__Exercise brief__: Extract and list every line that contains the word "vizualno".

Dataset excerpt:

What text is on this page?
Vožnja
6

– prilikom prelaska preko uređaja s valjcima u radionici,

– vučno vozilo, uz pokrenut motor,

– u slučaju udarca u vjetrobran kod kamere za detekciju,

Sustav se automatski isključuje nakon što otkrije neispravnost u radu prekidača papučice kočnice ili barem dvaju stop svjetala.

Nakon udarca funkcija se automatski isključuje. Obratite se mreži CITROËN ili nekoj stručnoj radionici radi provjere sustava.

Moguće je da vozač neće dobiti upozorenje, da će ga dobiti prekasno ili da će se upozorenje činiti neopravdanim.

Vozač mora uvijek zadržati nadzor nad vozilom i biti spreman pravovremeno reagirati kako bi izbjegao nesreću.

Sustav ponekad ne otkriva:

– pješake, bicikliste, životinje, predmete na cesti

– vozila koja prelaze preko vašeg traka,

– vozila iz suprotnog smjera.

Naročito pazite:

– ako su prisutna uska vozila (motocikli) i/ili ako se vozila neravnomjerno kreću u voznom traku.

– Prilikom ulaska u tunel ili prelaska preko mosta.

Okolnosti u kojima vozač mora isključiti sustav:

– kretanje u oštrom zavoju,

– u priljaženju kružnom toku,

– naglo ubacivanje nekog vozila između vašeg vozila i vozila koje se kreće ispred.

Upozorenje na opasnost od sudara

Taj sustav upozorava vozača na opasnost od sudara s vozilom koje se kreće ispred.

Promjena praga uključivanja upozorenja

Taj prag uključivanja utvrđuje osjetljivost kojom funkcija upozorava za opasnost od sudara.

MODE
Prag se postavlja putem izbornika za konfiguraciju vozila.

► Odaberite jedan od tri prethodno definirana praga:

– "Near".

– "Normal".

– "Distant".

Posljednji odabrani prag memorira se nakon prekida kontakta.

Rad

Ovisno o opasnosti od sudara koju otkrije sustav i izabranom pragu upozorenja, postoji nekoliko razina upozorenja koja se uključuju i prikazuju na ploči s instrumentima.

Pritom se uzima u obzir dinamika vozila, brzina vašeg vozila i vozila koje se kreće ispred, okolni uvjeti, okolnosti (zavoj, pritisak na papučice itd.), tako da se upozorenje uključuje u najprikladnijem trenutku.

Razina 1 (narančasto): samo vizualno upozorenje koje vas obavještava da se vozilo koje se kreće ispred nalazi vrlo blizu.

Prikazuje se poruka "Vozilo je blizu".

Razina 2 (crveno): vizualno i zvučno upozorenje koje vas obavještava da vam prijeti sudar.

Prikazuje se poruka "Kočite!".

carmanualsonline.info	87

__Complete answer__:
Razina 1 (narančasto): samo vizualno upozorenje koje vas obavještava da se vozilo koje se kreće ispred nalazi vrlo blizu.
Razina 2 (crveno): vizualno i zvučno upozorenje koje vas obavještava da vam prijeti sudar.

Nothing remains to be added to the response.